*Short exercise*:
Sort through the data and copy the lines holding the word "Graph".

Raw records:
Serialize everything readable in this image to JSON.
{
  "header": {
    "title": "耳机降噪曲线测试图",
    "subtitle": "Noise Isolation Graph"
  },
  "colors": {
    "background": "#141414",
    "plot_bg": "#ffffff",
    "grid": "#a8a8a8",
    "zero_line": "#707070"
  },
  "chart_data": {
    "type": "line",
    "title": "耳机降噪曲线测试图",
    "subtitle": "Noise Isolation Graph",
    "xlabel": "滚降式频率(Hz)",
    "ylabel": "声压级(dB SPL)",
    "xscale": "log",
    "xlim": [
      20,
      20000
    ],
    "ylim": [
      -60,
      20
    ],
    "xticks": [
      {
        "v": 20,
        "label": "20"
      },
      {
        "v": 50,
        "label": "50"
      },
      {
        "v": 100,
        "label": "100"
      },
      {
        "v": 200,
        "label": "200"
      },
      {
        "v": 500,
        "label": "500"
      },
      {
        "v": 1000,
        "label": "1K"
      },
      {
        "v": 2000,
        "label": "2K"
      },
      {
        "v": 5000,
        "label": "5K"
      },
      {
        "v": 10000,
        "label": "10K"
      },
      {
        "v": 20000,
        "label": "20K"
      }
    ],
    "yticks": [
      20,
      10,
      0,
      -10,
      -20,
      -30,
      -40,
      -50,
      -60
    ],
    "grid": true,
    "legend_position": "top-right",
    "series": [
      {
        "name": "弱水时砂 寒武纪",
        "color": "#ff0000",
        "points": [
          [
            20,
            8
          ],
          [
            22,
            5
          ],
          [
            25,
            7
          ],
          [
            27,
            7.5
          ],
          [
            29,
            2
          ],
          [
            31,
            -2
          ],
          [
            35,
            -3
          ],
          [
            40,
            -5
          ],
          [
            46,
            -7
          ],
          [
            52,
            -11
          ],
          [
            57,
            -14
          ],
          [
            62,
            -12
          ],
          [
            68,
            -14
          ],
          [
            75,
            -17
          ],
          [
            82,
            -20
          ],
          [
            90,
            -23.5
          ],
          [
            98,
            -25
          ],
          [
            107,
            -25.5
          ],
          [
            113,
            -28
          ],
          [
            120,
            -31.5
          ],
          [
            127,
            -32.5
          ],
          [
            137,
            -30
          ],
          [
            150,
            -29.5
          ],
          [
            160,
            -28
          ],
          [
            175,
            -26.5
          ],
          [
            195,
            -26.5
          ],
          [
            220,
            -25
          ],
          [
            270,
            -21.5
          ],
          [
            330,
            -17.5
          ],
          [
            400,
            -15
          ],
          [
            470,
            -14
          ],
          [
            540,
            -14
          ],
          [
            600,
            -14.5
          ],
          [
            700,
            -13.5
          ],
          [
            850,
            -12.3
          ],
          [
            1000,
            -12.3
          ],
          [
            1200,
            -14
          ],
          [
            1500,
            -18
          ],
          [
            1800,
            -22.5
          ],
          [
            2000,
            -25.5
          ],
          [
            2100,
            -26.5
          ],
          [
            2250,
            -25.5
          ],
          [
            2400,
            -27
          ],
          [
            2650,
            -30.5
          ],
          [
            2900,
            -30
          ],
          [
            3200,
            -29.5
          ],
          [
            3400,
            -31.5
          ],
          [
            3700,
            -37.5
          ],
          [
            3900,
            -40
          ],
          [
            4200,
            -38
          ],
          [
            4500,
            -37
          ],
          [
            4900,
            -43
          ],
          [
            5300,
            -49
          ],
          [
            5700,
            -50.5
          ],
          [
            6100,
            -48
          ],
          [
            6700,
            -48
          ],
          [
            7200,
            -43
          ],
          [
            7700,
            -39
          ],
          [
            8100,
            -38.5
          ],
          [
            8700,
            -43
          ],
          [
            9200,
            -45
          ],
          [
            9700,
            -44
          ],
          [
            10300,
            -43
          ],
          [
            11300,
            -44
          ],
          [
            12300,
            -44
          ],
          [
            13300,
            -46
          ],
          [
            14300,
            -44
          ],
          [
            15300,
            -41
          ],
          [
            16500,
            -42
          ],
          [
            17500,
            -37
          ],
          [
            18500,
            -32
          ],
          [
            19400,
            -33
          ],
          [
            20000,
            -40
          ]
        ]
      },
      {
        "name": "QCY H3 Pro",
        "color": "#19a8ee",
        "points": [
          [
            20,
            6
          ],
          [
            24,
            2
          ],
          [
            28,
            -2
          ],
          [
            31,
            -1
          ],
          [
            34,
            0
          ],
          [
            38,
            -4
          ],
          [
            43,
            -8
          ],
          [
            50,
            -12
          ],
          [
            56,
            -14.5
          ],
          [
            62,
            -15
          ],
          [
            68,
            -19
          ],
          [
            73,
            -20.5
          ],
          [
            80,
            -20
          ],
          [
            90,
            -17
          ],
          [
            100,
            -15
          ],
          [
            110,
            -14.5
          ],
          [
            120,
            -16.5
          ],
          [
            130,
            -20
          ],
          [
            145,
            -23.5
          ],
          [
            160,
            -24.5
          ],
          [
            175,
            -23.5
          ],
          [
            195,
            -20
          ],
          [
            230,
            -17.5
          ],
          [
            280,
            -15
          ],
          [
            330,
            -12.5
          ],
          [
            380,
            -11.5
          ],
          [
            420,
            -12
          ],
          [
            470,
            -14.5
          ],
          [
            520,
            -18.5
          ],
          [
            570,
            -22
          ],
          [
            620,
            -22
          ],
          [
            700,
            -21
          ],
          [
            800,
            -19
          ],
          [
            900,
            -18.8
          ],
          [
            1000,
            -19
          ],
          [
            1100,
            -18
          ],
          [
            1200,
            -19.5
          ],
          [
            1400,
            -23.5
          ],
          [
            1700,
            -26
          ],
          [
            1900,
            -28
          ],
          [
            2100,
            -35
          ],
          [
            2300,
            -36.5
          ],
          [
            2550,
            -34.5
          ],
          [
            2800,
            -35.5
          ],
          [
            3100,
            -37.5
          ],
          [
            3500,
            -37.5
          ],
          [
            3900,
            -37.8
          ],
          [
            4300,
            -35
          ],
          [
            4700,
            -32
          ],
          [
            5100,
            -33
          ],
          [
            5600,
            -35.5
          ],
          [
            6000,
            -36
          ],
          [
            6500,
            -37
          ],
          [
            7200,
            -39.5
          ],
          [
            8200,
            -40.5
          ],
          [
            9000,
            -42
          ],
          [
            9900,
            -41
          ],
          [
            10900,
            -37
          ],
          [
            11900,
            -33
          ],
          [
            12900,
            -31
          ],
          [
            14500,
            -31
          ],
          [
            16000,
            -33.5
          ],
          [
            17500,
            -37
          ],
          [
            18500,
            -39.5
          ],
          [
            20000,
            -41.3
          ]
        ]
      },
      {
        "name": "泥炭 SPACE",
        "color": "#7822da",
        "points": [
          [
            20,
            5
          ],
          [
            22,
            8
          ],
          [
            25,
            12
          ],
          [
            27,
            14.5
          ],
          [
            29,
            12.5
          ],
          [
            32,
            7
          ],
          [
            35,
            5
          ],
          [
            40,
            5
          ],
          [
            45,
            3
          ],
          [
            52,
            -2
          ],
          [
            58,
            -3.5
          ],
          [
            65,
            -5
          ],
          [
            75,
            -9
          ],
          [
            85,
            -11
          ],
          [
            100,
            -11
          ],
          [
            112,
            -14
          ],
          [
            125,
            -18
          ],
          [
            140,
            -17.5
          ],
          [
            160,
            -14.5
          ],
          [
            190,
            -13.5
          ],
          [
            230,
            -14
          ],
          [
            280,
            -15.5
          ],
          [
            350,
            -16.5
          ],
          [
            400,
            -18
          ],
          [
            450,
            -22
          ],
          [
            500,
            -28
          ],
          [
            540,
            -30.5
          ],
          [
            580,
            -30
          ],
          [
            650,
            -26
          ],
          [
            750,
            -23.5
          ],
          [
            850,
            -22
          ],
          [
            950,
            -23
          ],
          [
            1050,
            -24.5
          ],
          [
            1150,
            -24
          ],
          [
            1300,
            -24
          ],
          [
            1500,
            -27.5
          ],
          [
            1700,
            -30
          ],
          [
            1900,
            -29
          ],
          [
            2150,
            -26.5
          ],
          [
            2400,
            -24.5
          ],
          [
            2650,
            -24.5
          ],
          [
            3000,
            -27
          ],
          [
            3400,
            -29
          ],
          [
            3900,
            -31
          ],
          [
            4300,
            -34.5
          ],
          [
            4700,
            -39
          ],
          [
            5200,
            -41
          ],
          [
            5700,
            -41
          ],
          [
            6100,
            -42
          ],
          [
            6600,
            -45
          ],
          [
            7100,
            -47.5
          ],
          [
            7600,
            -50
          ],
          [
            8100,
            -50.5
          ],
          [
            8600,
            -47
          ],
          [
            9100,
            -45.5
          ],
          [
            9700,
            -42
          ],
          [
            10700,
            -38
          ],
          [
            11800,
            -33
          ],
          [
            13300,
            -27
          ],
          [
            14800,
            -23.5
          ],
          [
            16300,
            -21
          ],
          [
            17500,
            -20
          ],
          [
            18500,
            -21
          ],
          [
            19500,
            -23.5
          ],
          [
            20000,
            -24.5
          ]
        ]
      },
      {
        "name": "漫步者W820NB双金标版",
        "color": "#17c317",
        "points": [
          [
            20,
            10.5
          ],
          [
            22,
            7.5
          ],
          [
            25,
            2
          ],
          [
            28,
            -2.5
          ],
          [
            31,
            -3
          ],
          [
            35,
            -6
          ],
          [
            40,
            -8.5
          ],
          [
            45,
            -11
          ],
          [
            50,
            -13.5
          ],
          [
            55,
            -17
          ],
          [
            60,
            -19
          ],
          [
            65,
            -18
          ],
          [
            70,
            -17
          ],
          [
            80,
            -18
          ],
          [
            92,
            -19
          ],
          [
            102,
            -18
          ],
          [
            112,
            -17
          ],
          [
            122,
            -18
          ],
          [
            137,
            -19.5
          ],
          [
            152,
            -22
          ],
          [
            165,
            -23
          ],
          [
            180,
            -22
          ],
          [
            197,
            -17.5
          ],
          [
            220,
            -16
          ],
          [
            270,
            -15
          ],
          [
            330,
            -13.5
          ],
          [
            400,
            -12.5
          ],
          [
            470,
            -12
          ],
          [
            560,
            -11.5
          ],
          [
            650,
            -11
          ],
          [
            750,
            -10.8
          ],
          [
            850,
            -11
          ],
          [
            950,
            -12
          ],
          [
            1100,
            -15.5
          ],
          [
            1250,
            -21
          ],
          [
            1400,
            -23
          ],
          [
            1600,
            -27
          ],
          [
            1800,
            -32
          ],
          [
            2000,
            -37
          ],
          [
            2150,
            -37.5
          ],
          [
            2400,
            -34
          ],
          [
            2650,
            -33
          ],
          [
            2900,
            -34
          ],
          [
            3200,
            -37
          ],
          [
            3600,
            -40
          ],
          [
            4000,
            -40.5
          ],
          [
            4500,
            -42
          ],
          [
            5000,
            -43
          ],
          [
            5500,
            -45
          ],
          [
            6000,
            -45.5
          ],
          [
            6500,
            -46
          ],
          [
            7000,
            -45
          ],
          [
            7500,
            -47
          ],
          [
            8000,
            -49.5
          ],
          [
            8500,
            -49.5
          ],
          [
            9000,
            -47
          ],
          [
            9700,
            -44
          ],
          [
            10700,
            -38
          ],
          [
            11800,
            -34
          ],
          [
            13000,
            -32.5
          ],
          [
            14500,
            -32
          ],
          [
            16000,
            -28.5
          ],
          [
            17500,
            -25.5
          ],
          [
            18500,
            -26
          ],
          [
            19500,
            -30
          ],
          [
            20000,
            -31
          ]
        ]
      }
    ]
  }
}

*Result*:
    "subtitle": "Noise Isolation Graph"
    "subtitle": "Noise Isolation Graph",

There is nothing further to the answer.